= Given problem =
Transcribe the entries exactly; images are not part of the copy.

* begin Given data *

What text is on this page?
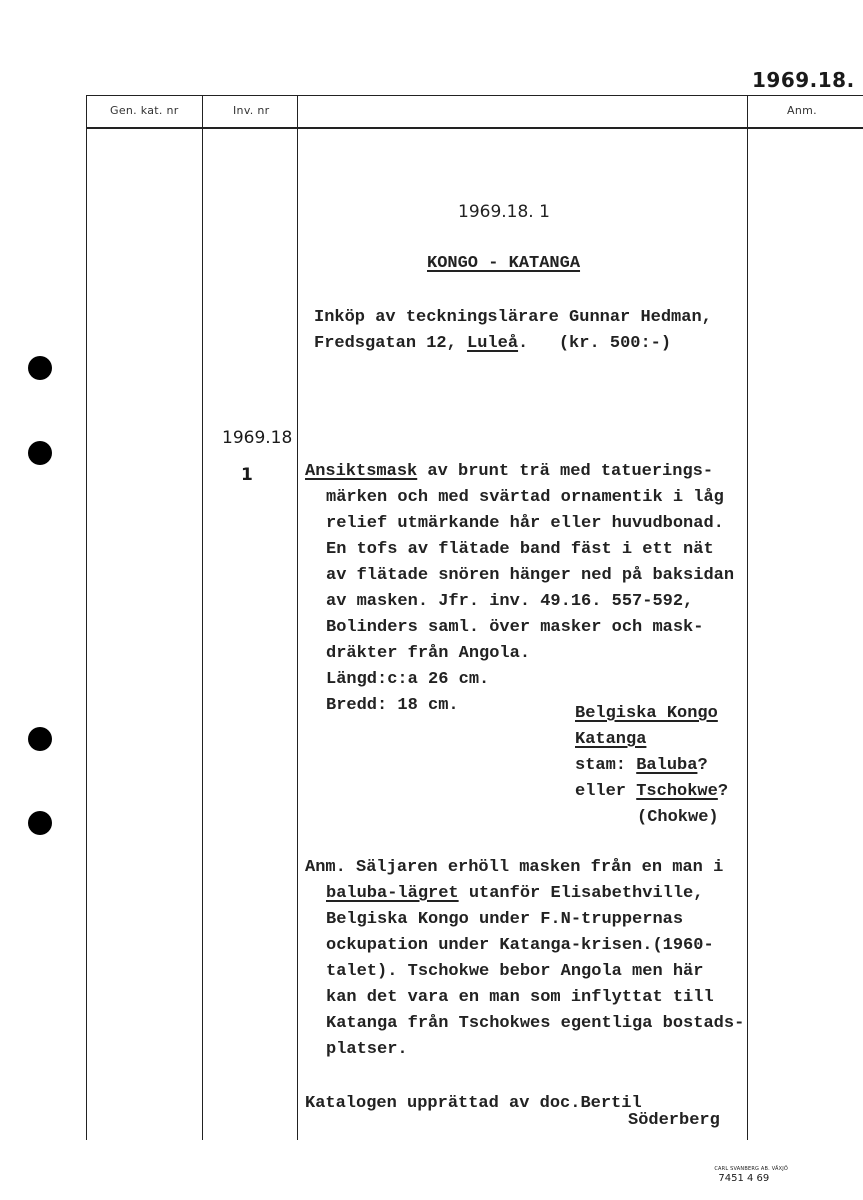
1969.18.
Gen. kat. nr	Inv. nr	Anm.
1969.18. 1
KONGO - KATANGA
Inköp av teckningslärare Gunnar Hedman,
Fredsgatan 12, Luleå.   (kr. 500:-)
1969.18
1	Ansiktsmask av brunt trä med tatuerings-
märken och med svärtad ornamentik i låg
relief utmärkande hår eller huvudbonad.
En tofs av flätade band fäst i ett nät
av flätade snören hänger ned på baksidan
av masken. Jfr. inv. 49.16. 557-592,
Bolinders saml. över masker och mask-
dräkter från Angola.
Längd:c:a 26 cm.
Bredd: 18 cm.	Belgiska Kongo
Katanga
stam: Baluba?
eller Tschokwe?
(Chokwe)
Anm. Säljaren erhöll masken från en man i
baluba-lägret utanför Elisabethville,
Belgiska Kongo under F.N-truppernas
ockupation under Katanga-krisen.(1960-
talet). Tschokwe bebor Angola men här
kan det vara en man som inflyttat till
Katanga från Tschokwes egentliga bostads-
platser.
Katalogen upprättad av doc.Bertil
Söderberg

CARL SVANBERG AB. VÄXJÖ
7451 4 69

* end Given data *

= Result of the task =
What text is on this page?
1969.18.
Gen. kat. nr	Inv. nr	Anm.
1969.18. 1
KONGO - KATANGA
Inköp av teckningslärare Gunnar Hedman,
Fredsgatan 12, Luleå.   (kr. 500:-)
1969.18
1	Ansiktsmask av brunt trä med tatuerings-
märken och med svärtad ornamentik i låg
relief utmärkande hår eller huvudbonad.
En tofs av flätade band fäst i ett nät
av flätade snören hänger ned på baksidan
av masken. Jfr. inv. 49.16. 557-592,
Bolinders saml. över masker och mask-
dräkter från Angola.
Längd:c:a 26 cm.
Bredd: 18 cm.	Belgiska Kongo
Katanga
stam: Baluba?
eller Tschokwe?
(Chokwe)
Anm. Säljaren erhöll masken från en man i
baluba-lägret utanför Elisabethville,
Belgiska Kongo under F.N-truppernas
ockupation under Katanga-krisen.(1960-
talet). Tschokwe bebor Angola men här
kan det vara en man som inflyttat till
Katanga från Tschokwes egentliga bostads-
platser.
Katalogen upprättad av doc.Bertil
Söderberg

CARL SVANBERG AB. VÄXJÖ
7451 4 69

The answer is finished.